What you are asked to do
What follows is a listing. Return every line of it exactly.
########
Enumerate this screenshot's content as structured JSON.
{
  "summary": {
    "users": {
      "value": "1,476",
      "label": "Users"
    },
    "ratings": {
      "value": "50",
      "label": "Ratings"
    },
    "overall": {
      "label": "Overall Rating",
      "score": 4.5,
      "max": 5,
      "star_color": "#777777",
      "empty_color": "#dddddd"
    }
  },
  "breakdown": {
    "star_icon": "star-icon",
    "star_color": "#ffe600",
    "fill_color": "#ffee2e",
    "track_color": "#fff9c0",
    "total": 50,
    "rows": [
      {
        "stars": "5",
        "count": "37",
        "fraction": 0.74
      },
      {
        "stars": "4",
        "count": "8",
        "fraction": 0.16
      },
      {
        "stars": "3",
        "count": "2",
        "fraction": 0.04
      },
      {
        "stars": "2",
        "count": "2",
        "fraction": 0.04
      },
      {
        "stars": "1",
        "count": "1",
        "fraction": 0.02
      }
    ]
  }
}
########
Output
Enumerate this screenshot's content as structured JSON.
{
  "summary": {
    "users": {
      "value": "1,476",
      "label": "Users"
    },
    "ratings": {
      "value": "50",
      "label": "Ratings"
    },
    "overall": {
      "label": "Overall Rating",
      "score": 4.5,
      "max": 5,
      "star_color": "#777777",
      "empty_color": "#dddddd"
    }
  },
  "breakdown": {
    "star_icon": "star-icon",
    "star_color": "#ffe600",
    "fill_color": "#ffee2e",
    "track_color": "#fff9c0",
    "total": 50,
    "rows": [
      {
        "stars": "5",
        "count": "37",
        "fraction": 0.74
      },
      {
        "stars": "4",
        "count": "8",
        "fraction": 0.16
      },
      {
        "stars": "3",
        "count": "2",
        "fraction": 0.04
      },
      {
        "stars": "2",
        "count": "2",
        "fraction": 0.04
      },
      {
        "stars": "1",
        "count": "1",
        "fraction": 0.02
      }
    ]
  }
}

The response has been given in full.